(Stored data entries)
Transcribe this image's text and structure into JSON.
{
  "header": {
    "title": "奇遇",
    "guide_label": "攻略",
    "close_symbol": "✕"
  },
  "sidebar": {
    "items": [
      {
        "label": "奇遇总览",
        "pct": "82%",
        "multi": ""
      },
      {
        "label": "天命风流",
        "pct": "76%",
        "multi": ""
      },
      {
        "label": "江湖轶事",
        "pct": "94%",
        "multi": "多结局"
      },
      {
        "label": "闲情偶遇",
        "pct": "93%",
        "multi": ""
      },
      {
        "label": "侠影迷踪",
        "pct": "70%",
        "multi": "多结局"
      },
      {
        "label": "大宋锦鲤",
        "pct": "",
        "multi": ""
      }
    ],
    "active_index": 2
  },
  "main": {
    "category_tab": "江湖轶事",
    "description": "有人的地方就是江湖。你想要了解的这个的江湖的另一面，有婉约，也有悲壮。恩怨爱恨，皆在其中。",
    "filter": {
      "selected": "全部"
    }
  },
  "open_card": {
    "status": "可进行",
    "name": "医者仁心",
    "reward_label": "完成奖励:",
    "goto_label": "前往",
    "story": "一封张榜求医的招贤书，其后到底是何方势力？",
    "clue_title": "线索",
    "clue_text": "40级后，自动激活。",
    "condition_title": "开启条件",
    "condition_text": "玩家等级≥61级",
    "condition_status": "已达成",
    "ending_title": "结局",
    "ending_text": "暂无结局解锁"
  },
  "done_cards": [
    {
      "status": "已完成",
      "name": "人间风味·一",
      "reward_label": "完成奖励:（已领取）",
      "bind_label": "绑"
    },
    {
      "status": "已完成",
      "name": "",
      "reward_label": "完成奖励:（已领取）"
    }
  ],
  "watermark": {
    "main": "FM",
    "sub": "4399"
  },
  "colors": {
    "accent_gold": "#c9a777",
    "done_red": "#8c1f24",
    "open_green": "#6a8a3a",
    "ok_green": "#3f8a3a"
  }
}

● Stated problem
Copy down every line of the material above that includes the string "完成奖励".

● Solution to the problem
    "reward_label": "完成奖励:",
      "reward_label": "完成奖励:（已领取）",
      "reward_label": "完成奖励:（已领取）"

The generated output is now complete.